* [Exercise] Wherever the word "Blood" appears in a line, extract that line.

[Structured figure records]
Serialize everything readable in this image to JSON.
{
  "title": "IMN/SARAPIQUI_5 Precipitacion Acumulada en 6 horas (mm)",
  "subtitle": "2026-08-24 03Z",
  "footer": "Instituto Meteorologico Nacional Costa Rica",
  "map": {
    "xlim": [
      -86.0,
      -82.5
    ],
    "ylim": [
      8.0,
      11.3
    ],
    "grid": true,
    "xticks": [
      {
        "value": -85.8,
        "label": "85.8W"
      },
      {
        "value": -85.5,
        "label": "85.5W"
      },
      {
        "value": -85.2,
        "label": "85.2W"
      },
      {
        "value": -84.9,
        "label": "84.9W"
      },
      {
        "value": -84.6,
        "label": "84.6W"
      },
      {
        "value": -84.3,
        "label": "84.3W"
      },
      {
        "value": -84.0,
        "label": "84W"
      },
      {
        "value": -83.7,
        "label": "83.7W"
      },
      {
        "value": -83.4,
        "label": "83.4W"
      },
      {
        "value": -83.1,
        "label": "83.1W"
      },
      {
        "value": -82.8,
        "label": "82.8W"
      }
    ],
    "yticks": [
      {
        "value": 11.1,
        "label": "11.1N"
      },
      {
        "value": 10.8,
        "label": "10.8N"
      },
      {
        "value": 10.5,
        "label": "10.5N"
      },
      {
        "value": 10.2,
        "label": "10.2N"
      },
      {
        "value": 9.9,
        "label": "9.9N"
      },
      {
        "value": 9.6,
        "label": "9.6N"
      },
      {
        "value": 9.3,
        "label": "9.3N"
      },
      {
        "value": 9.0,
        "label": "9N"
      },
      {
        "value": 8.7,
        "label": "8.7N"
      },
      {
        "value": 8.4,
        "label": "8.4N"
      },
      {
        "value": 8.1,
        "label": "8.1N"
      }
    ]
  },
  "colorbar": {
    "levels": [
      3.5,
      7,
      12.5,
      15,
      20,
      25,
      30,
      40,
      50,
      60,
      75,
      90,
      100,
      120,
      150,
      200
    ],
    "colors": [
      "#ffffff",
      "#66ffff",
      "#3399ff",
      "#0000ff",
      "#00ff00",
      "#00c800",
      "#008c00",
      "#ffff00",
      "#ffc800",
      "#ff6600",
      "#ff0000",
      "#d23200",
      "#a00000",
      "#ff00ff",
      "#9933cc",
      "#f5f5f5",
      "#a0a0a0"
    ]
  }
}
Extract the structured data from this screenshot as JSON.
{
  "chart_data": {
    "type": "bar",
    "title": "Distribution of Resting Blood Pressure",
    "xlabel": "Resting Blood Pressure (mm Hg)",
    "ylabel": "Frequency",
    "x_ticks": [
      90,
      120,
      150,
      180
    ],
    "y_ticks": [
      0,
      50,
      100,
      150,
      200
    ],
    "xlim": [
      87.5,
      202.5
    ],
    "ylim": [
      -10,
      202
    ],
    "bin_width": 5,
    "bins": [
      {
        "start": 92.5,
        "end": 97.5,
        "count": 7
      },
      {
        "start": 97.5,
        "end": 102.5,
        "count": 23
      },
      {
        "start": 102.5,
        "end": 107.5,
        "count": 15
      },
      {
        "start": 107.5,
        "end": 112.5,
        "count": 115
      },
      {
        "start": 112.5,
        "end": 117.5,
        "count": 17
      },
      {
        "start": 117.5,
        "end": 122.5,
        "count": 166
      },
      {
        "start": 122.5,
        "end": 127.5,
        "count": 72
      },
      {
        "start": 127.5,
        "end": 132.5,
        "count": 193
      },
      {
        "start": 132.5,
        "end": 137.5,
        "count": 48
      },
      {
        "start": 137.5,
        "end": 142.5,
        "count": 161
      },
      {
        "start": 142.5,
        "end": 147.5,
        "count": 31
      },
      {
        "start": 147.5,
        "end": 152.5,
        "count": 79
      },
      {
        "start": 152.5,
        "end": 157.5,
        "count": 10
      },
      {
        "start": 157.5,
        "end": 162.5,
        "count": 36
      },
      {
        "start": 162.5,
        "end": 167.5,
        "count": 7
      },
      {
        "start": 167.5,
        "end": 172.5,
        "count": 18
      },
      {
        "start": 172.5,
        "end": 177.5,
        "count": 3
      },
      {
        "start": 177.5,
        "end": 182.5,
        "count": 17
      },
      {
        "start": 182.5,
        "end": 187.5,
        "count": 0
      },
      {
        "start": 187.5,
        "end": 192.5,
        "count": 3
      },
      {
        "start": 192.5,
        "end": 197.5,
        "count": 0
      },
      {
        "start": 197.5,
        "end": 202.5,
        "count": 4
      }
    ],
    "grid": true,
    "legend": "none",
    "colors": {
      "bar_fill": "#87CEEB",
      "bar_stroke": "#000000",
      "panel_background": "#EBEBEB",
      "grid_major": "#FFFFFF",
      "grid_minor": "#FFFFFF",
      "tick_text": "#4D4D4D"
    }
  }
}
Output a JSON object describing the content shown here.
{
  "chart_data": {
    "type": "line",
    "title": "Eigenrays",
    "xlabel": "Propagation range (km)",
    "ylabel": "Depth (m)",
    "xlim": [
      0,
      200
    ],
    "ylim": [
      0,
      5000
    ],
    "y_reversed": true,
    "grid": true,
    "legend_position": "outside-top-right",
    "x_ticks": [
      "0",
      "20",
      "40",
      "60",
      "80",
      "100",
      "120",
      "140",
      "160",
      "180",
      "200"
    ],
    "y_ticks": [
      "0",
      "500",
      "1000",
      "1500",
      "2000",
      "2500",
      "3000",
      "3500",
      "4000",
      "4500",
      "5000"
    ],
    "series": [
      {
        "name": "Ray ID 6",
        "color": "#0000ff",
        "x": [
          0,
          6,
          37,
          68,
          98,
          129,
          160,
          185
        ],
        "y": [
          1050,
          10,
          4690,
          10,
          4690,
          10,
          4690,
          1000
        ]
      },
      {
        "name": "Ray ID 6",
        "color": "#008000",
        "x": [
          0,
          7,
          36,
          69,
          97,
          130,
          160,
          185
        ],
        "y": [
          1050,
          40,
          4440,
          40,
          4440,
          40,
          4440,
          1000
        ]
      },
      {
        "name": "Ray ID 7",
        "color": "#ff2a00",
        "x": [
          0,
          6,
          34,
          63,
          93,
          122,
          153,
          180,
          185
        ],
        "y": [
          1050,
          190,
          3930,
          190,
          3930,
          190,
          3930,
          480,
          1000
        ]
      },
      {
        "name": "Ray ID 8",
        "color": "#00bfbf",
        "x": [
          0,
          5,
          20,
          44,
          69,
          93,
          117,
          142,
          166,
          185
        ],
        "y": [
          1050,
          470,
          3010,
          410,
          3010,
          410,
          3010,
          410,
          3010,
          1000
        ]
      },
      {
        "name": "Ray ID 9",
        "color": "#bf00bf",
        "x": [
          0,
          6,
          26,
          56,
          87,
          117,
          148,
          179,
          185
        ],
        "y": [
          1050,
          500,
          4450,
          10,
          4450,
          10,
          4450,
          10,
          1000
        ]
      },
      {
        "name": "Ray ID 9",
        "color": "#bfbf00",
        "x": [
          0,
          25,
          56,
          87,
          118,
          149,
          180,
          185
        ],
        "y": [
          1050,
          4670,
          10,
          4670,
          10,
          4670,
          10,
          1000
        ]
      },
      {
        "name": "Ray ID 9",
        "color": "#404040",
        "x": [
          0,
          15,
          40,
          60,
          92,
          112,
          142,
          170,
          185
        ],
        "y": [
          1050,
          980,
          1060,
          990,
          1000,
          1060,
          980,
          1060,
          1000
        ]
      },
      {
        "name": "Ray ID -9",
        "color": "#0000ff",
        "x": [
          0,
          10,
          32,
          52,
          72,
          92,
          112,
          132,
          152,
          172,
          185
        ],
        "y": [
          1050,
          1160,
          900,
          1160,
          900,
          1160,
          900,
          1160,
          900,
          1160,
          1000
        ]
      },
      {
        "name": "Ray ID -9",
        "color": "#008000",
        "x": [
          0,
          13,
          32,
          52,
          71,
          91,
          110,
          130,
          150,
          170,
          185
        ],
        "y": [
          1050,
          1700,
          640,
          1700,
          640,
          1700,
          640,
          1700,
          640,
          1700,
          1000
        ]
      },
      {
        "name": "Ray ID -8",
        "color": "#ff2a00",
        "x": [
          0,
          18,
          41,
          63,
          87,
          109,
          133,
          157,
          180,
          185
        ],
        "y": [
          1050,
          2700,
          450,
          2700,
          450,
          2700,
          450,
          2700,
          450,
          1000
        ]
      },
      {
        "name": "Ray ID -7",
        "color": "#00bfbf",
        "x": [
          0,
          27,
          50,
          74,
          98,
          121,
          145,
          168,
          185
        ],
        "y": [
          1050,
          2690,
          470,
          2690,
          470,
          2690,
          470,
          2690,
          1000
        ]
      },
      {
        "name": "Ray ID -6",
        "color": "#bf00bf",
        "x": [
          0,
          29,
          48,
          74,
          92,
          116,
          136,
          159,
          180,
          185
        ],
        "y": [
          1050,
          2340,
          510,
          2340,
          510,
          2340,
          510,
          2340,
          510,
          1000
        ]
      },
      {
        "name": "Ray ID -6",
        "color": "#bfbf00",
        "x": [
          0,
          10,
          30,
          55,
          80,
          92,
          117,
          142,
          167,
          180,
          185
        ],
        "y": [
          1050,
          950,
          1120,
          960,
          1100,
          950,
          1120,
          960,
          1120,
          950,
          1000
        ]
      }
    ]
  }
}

* [Finished task]
    "title": "Distribution of Resting Blood Pressure",
    "xlabel": "Resting Blood Pressure (mm Hg)",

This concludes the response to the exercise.